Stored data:
────────────────────

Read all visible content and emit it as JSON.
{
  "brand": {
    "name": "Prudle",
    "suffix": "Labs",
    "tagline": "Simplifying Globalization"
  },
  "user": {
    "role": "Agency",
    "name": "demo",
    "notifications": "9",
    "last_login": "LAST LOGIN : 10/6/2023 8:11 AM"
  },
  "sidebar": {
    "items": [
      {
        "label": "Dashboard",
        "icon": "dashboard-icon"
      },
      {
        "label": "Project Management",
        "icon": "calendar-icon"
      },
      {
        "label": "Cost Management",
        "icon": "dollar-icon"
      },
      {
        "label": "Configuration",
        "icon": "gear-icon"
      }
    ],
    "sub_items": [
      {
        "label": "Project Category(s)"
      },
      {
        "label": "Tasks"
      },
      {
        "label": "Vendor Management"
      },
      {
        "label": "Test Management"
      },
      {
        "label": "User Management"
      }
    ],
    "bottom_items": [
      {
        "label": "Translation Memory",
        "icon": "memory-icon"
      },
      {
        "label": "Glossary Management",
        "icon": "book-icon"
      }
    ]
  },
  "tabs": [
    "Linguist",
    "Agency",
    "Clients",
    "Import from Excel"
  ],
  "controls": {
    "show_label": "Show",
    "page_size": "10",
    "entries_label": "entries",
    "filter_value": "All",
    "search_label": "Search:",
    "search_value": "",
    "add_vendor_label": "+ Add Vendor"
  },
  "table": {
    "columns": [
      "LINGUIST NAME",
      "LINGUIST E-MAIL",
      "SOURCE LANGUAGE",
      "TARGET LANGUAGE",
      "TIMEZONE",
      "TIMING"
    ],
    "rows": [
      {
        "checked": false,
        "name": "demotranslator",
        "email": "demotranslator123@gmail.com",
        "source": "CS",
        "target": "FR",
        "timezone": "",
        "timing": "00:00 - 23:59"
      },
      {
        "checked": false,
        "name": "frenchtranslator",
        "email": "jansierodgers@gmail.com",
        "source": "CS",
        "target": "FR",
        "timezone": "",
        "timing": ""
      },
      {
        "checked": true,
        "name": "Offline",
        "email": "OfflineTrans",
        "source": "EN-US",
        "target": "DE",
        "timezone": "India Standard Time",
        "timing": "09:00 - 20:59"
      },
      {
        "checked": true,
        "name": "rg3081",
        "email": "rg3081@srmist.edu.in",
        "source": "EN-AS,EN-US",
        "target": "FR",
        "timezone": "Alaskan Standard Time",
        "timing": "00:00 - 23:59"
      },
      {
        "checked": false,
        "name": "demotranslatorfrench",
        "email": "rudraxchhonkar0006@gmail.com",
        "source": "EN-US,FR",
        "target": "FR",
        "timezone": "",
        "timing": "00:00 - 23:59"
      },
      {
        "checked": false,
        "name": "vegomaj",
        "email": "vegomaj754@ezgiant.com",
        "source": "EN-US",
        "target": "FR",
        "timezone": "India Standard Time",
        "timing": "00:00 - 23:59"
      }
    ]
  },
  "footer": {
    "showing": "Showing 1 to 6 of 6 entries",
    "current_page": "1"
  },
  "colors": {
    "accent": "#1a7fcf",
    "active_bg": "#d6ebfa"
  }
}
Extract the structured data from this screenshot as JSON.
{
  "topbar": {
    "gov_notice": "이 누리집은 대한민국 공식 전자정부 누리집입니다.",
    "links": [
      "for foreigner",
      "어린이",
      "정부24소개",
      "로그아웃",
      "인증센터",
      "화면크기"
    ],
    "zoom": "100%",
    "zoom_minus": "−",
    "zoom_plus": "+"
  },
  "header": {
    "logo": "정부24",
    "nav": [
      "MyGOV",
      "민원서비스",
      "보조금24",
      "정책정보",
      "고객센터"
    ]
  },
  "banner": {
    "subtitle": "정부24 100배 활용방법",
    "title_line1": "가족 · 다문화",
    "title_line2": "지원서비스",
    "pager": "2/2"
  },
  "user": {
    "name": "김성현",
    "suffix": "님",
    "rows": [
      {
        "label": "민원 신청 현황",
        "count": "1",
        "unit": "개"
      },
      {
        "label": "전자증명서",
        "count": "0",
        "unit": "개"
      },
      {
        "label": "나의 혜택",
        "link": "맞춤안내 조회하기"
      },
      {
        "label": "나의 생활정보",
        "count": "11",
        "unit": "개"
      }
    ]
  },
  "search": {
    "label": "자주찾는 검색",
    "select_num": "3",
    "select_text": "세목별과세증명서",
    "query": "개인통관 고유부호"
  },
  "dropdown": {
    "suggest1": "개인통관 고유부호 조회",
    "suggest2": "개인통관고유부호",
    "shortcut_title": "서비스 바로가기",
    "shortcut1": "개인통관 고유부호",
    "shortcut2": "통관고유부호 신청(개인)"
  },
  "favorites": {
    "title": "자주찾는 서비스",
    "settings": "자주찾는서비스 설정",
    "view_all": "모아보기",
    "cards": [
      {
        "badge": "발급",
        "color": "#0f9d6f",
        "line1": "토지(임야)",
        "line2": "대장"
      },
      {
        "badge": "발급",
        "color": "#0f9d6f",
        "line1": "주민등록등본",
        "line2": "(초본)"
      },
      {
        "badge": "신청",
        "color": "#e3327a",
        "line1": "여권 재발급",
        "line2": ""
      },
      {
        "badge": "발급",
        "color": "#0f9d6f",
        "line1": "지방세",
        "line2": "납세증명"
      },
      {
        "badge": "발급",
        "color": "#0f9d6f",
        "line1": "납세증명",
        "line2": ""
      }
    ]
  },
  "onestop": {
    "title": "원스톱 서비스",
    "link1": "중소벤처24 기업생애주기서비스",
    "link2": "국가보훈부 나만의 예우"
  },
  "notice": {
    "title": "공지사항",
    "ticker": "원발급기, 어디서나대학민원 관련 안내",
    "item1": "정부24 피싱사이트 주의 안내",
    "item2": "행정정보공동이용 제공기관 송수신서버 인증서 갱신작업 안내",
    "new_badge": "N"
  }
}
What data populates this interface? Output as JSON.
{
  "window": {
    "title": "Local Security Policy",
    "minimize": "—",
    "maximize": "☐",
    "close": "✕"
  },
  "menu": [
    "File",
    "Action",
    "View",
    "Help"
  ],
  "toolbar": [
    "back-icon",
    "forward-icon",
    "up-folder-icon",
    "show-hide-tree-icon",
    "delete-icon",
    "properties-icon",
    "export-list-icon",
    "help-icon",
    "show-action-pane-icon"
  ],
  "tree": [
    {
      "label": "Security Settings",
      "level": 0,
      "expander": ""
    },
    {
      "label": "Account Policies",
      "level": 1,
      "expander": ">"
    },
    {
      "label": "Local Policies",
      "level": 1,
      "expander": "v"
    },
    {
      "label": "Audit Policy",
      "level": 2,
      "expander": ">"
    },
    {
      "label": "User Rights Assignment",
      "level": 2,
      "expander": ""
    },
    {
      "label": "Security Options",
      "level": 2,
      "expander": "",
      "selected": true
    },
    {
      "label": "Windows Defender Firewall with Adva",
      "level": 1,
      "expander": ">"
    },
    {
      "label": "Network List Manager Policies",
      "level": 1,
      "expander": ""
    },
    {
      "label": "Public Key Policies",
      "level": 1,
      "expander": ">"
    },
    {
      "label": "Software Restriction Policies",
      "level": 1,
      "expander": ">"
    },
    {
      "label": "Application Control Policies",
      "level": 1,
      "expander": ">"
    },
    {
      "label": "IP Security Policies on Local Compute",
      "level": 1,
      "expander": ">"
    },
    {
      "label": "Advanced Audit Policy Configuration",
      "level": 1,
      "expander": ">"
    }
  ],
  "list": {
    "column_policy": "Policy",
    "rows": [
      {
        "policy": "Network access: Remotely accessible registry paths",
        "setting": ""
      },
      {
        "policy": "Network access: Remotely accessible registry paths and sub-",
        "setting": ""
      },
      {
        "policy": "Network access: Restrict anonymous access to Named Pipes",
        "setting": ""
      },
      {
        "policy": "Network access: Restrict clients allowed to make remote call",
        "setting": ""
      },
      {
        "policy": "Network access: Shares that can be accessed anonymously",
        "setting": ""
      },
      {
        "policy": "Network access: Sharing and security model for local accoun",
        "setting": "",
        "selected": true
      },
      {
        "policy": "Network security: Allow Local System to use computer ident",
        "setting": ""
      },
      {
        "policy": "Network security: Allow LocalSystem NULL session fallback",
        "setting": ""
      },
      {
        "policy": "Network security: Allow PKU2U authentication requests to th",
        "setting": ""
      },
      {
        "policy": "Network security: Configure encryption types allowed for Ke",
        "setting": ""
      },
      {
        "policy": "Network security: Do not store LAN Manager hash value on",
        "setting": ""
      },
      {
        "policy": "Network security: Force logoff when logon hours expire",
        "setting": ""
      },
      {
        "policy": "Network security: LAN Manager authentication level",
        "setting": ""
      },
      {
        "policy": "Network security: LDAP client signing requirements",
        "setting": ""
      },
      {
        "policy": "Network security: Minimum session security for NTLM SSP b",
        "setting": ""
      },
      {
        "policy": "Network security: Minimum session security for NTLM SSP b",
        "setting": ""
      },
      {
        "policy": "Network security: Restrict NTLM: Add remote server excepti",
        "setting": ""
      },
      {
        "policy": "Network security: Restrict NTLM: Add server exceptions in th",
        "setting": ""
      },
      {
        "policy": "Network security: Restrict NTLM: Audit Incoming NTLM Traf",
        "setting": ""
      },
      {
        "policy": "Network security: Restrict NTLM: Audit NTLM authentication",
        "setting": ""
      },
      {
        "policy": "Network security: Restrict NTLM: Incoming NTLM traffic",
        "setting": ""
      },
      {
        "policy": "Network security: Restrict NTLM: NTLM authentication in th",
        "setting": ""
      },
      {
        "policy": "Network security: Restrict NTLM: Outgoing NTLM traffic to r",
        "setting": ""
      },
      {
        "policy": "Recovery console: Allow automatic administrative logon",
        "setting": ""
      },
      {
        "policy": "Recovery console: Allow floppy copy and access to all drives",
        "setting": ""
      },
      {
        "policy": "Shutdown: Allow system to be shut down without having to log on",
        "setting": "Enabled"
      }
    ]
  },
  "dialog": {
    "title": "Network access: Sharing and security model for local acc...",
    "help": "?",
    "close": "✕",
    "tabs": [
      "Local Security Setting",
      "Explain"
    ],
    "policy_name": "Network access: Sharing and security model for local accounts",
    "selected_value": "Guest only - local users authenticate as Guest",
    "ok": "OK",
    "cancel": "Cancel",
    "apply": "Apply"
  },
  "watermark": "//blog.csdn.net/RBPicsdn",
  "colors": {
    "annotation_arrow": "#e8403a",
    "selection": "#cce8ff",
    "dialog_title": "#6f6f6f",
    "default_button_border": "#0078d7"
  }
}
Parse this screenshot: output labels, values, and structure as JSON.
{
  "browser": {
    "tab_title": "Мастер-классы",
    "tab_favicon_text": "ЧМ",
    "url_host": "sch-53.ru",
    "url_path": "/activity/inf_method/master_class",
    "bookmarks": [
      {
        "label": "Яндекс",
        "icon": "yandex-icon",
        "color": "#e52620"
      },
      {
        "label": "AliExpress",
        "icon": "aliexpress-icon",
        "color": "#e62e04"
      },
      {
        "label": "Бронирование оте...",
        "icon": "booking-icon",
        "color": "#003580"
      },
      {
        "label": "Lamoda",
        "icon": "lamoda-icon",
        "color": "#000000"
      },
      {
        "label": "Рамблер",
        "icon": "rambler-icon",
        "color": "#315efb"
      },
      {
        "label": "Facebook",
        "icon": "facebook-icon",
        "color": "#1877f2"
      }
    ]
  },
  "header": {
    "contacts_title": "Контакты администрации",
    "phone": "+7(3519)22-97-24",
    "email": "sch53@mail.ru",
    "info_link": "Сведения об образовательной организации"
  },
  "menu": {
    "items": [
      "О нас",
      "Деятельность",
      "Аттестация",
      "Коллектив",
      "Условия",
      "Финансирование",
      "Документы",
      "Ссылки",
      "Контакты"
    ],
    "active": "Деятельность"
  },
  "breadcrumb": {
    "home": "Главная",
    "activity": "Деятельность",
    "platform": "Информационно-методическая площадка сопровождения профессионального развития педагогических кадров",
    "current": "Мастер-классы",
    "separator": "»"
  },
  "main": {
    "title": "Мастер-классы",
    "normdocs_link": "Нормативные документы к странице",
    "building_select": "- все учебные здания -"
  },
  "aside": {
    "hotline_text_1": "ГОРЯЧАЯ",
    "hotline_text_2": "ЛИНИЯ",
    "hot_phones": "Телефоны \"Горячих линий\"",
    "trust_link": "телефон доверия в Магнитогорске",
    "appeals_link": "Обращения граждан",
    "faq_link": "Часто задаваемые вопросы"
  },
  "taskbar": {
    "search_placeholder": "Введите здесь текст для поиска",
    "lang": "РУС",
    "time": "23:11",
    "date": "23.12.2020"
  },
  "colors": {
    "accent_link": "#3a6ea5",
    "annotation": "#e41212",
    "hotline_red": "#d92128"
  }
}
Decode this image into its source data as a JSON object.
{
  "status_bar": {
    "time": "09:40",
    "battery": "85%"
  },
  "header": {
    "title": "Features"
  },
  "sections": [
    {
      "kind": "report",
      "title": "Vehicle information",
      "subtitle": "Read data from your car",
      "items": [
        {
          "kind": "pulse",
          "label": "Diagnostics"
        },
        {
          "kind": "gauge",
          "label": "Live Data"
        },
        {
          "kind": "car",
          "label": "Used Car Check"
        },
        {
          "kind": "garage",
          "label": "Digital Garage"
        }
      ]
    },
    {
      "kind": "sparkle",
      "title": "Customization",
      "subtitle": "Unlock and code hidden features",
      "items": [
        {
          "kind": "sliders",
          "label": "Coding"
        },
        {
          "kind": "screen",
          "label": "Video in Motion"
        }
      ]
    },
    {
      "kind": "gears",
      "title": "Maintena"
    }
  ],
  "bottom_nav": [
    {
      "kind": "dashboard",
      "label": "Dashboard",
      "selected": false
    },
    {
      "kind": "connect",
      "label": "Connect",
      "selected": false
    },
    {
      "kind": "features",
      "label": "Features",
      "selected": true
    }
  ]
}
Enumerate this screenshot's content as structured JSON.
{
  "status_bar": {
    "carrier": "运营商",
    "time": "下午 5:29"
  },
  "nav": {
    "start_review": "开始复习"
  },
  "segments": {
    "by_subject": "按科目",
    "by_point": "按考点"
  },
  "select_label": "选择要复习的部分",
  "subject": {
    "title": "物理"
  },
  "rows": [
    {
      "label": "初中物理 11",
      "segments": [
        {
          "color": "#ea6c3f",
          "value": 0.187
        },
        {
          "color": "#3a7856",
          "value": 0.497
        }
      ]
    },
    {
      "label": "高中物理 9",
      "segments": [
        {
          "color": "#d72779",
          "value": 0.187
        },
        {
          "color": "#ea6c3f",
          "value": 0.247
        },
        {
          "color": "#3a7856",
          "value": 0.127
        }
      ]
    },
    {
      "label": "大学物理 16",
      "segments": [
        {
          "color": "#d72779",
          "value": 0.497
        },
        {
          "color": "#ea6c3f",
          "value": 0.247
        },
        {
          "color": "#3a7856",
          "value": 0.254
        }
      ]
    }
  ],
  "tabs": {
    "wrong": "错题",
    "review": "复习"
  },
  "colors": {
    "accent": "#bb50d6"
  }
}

────────────────────

• _EXERCISE PROMPT_: Find the string "this" in the records, then copy each line where it occurs.

• _TASK ANSWER_:
Extract the structured data from this screenshot as JSON.
What data populates this interface? Output as JSON.
Parse this screenshot: output labels, values, and structure as JSON.
Decode this image into its source data as a JSON object.
Enumerate this screenshot's content as structured JSON.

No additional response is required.